Brief.
Copy the records below exactly as they appear.

##### Records shown #####

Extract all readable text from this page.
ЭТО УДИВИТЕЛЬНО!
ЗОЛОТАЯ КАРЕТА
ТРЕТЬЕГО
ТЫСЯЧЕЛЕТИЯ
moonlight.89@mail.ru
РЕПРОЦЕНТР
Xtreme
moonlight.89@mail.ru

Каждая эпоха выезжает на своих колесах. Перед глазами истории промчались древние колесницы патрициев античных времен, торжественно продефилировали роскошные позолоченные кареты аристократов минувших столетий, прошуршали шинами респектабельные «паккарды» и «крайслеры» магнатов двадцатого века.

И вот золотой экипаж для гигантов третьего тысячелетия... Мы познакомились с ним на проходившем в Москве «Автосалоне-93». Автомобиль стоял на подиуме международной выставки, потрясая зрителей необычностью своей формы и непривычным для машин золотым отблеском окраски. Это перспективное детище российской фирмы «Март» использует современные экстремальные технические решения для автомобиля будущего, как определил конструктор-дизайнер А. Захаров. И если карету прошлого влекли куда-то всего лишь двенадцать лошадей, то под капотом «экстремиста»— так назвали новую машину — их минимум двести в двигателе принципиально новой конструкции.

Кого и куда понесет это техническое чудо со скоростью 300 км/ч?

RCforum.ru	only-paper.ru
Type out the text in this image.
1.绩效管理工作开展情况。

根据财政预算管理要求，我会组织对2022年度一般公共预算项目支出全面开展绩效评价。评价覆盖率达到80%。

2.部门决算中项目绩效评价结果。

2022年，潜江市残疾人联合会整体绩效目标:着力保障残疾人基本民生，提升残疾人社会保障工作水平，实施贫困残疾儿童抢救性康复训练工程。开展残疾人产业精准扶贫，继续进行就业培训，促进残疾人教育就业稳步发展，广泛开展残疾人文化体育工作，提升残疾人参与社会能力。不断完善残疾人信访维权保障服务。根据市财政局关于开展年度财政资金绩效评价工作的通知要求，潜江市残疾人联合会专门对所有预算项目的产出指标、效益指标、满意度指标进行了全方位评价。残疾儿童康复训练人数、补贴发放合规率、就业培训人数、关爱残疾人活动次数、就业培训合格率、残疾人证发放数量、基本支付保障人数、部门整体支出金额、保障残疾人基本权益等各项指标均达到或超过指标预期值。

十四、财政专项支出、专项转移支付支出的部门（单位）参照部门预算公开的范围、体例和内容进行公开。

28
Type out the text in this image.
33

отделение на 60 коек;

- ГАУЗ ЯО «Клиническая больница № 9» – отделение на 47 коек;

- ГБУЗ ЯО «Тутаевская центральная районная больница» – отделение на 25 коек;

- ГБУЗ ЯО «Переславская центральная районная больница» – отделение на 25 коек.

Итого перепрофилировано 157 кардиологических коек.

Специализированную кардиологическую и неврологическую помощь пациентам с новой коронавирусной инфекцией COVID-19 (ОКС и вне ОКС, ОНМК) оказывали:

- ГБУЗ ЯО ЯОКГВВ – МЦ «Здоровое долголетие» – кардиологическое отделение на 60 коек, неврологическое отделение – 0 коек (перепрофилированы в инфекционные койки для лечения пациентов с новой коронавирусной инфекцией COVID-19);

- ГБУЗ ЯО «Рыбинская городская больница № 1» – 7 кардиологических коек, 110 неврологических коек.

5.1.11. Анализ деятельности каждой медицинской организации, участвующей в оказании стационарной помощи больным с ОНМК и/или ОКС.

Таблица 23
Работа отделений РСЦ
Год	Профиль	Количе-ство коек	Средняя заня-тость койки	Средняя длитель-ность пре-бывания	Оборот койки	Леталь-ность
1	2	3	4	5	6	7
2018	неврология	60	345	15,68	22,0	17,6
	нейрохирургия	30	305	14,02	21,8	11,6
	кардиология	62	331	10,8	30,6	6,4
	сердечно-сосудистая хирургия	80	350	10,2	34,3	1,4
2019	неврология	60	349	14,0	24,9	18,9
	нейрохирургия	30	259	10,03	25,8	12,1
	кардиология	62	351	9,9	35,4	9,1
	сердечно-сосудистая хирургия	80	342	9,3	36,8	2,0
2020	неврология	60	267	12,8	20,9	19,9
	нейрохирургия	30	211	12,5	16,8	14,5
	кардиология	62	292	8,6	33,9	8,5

#####

Task output.
Extract all readable text from this page.
ЭТО УДИВИТЕЛЬНО!
ЗОЛОТАЯ КАРЕТА
ТРЕТЬЕГО
ТЫСЯЧЕЛЕТИЯ
moonlight.89@mail.ru
РЕПРОЦЕНТР
Xtreme
moonlight.89@mail.ru

Каждая эпоха выезжает на своих колесах. Перед глазами истории промчались древние колесницы патрициев античных времен, торжественно продефилировали роскошные позолоченные кареты аристократов минувших столетий, прошуршали шинами респектабельные «паккарды» и «крайслеры» магнатов двадцатого века.

И вот золотой экипаж для гигантов третьего тысячелетия... Мы познакомились с ним на проходившем в Москве «Автосалоне-93». Автомобиль стоял на подиуме международной выставки, потрясая зрителей необычностью своей формы и непривычным для машин золотым отблеском окраски. Это перспективное детище российской фирмы «Март» использует современные экстремальные технические решения для автомобиля будущего, как определил конструктор-дизайнер А. Захаров. И если карету прошлого влекли куда-то всего лишь двенадцать лошадей, то под капотом «экстремиста»— так назвали новую машину — их минимум двести в двигателе принципиально новой конструкции.

Кого и куда понесет это техническое чудо со скоростью 300 км/ч?

RCforum.ru	only-paper.ru
Type out the text in this image.
1.绩效管理工作开展情况。

根据财政预算管理要求，我会组织对2022年度一般公共预算项目支出全面开展绩效评价。评价覆盖率达到80%。

2.部门决算中项目绩效评价结果。

2022年，潜江市残疾人联合会整体绩效目标:着力保障残疾人基本民生，提升残疾人社会保障工作水平，实施贫困残疾儿童抢救性康复训练工程。开展残疾人产业精准扶贫，继续进行就业培训，促进残疾人教育就业稳步发展，广泛开展残疾人文化体育工作，提升残疾人参与社会能力。不断完善残疾人信访维权保障服务。根据市财政局关于开展年度财政资金绩效评价工作的通知要求，潜江市残疾人联合会专门对所有预算项目的产出指标、效益指标、满意度指标进行了全方位评价。残疾儿童康复训练人数、补贴发放合规率、就业培训人数、关爱残疾人活动次数、就业培训合格率、残疾人证发放数量、基本支付保障人数、部门整体支出金额、保障残疾人基本权益等各项指标均达到或超过指标预期值。

十四、财政专项支出、专项转移支付支出的部门（单位）参照部门预算公开的范围、体例和内容进行公开。

28
Type out the text in this image.
33

отделение на 60 коек;

- ГАУЗ ЯО «Клиническая больница № 9» – отделение на 47 коек;

- ГБУЗ ЯО «Тутаевская центральная районная больница» – отделение на 25 коек;

- ГБУЗ ЯО «Переславская центральная районная больница» – отделение на 25 коек.

Итого перепрофилировано 157 кардиологических коек.

Специализированную кардиологическую и неврологическую помощь пациентам с новой коронавирусной инфекцией COVID-19 (ОКС и вне ОКС, ОНМК) оказывали:

- ГБУЗ ЯО ЯОКГВВ – МЦ «Здоровое долголетие» – кардиологическое отделение на 60 коек, неврологическое отделение – 0 коек (перепрофилированы в инфекционные койки для лечения пациентов с новой коронавирусной инфекцией COVID-19);

- ГБУЗ ЯО «Рыбинская городская больница № 1» – 7 кардиологических коек, 110 неврологических коек.

5.1.11. Анализ деятельности каждой медицинской организации, участвующей в оказании стационарной помощи больным с ОНМК и/или ОКС.

Таблица 23
Работа отделений РСЦ
Год	Профиль	Количе-ство коек	Средняя заня-тость койки	Средняя длитель-ность пре-бывания	Оборот койки	Леталь-ность
1	2	3	4	5	6	7
2018	неврология	60	345	15,68	22,0	17,6
	нейрохирургия	30	305	14,02	21,8	11,6
	кардиология	62	331	10,8	30,6	6,4
	сердечно-сосудистая хирургия	80	350	10,2	34,3	1,4
2019	неврология	60	349	14,0	24,9	18,9
	нейрохирургия	30	259	10,03	25,8	12,1
	кардиология	62	351	9,9	35,4	9,1
	сердечно-сосудистая хирургия	80	342	9,3	36,8	2,0
2020	неврология	60	267	12,8	20,9	19,9
	нейрохирургия	30	211	12,5	16,8	14,5
	кардиология	62	292	8,6	33,9	8,5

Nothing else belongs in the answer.